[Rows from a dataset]
* BEGIN *
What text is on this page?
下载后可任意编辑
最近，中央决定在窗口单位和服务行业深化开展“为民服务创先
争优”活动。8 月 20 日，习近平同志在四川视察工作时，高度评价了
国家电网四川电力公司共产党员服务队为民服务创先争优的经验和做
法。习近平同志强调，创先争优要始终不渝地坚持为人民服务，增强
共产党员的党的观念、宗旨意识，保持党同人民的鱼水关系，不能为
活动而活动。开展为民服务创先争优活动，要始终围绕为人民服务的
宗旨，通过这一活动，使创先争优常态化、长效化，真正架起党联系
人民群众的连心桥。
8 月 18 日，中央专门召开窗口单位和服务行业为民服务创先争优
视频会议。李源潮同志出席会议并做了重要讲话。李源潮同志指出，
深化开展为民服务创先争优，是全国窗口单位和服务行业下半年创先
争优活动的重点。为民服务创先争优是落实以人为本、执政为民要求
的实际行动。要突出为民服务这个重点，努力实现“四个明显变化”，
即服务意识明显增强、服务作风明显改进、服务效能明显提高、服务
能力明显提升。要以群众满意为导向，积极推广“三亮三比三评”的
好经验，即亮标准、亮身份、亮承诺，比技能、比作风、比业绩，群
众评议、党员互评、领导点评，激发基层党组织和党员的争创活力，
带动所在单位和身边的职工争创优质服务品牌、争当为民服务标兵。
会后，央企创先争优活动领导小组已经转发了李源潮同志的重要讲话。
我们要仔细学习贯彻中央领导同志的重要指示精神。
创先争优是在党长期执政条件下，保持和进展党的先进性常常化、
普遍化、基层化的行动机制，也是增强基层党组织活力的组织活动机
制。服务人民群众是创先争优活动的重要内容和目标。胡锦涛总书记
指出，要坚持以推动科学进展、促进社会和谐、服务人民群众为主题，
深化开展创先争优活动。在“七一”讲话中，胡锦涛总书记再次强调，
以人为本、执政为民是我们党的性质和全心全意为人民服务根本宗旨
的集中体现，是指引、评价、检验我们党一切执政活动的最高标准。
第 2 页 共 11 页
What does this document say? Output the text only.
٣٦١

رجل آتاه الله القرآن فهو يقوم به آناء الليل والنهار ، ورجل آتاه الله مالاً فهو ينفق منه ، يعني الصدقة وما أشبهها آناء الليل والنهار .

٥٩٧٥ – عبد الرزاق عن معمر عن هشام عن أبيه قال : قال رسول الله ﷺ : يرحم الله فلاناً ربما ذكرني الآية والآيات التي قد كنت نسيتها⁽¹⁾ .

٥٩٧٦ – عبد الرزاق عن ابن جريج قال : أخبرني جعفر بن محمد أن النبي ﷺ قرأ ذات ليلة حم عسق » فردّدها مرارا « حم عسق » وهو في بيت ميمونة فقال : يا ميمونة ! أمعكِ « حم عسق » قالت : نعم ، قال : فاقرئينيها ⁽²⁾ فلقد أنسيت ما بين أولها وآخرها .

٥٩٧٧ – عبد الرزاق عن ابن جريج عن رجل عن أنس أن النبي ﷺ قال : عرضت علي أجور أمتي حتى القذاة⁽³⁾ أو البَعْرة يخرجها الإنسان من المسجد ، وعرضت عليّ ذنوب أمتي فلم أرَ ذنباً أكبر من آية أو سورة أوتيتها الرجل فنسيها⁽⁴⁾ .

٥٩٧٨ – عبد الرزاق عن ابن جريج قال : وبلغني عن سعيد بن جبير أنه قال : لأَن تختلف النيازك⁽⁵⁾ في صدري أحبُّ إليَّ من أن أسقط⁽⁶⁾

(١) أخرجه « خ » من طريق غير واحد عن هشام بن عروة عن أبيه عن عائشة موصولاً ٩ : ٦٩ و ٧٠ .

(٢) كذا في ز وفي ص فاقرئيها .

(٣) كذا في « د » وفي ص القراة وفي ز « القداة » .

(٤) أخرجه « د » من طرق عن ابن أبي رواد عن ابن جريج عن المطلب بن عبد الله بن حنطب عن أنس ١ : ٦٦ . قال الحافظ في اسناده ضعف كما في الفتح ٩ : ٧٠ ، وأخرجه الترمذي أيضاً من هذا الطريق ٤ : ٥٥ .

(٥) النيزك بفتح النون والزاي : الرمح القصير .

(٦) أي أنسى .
* END *
*Problem to solve*: Would you reproduce all the entries exactly?

*Complete output*:
What text is on this page?
下载后可任意编辑
最近，中央决定在窗口单位和服务行业深化开展“为民服务创先
争优”活动。8 月 20 日，习近平同志在四川视察工作时，高度评价了
国家电网四川电力公司共产党员服务队为民服务创先争优的经验和做
法。习近平同志强调，创先争优要始终不渝地坚持为人民服务，增强
共产党员的党的观念、宗旨意识，保持党同人民的鱼水关系，不能为
活动而活动。开展为民服务创先争优活动，要始终围绕为人民服务的
宗旨，通过这一活动，使创先争优常态化、长效化，真正架起党联系
人民群众的连心桥。
8 月 18 日，中央专门召开窗口单位和服务行业为民服务创先争优
视频会议。李源潮同志出席会议并做了重要讲话。李源潮同志指出，
深化开展为民服务创先争优，是全国窗口单位和服务行业下半年创先
争优活动的重点。为民服务创先争优是落实以人为本、执政为民要求
的实际行动。要突出为民服务这个重点，努力实现“四个明显变化”，
即服务意识明显增强、服务作风明显改进、服务效能明显提高、服务
能力明显提升。要以群众满意为导向，积极推广“三亮三比三评”的
好经验，即亮标准、亮身份、亮承诺，比技能、比作风、比业绩，群
众评议、党员互评、领导点评，激发基层党组织和党员的争创活力，
带动所在单位和身边的职工争创优质服务品牌、争当为民服务标兵。
会后，央企创先争优活动领导小组已经转发了李源潮同志的重要讲话。
我们要仔细学习贯彻中央领导同志的重要指示精神。
创先争优是在党长期执政条件下，保持和进展党的先进性常常化、
普遍化、基层化的行动机制，也是增强基层党组织活力的组织活动机
制。服务人民群众是创先争优活动的重要内容和目标。胡锦涛总书记
指出，要坚持以推动科学进展、促进社会和谐、服务人民群众为主题，
深化开展创先争优活动。在“七一”讲话中，胡锦涛总书记再次强调，
以人为本、执政为民是我们党的性质和全心全意为人民服务根本宗旨
的集中体现，是指引、评价、检验我们党一切执政活动的最高标准。
第 2 页 共 11 页
What does this document say? Output the text only.
٣٦١

رجل آتاه الله القرآن فهو يقوم به آناء الليل والنهار ، ورجل آتاه الله مالاً فهو ينفق منه ، يعني الصدقة وما أشبهها آناء الليل والنهار .

٥٩٧٥ – عبد الرزاق عن معمر عن هشام عن أبيه قال : قال رسول الله ﷺ : يرحم الله فلاناً ربما ذكرني الآية والآيات التي قد كنت نسيتها⁽¹⁾ .

٥٩٧٦ – عبد الرزاق عن ابن جريج قال : أخبرني جعفر بن محمد أن النبي ﷺ قرأ ذات ليلة حم عسق » فردّدها مرارا « حم عسق » وهو في بيت ميمونة فقال : يا ميمونة ! أمعكِ « حم عسق » قالت : نعم ، قال : فاقرئينيها ⁽²⁾ فلقد أنسيت ما بين أولها وآخرها .

٥٩٧٧ – عبد الرزاق عن ابن جريج عن رجل عن أنس أن النبي ﷺ قال : عرضت علي أجور أمتي حتى القذاة⁽³⁾ أو البَعْرة يخرجها الإنسان من المسجد ، وعرضت عليّ ذنوب أمتي فلم أرَ ذنباً أكبر من آية أو سورة أوتيتها الرجل فنسيها⁽⁴⁾ .

٥٩٧٨ – عبد الرزاق عن ابن جريج قال : وبلغني عن سعيد بن جبير أنه قال : لأَن تختلف النيازك⁽⁵⁾ في صدري أحبُّ إليَّ من أن أسقط⁽⁶⁾

(١) أخرجه « خ » من طريق غير واحد عن هشام بن عروة عن أبيه عن عائشة موصولاً ٩ : ٦٩ و ٧٠ .

(٢) كذا في ز وفي ص فاقرئيها .

(٣) كذا في « د » وفي ص القراة وفي ز « القداة » .

(٤) أخرجه « د » من طرق عن ابن أبي رواد عن ابن جريج عن المطلب بن عبد الله بن حنطب عن أنس ١ : ٦٦ . قال الحافظ في اسناده ضعف كما في الفتح ٩ : ٧٠ ، وأخرجه الترمذي أيضاً من هذا الطريق ٤ : ٥٥ .

(٥) النيزك بفتح النون والزاي : الرمح القصير .

(٦) أي أنسى .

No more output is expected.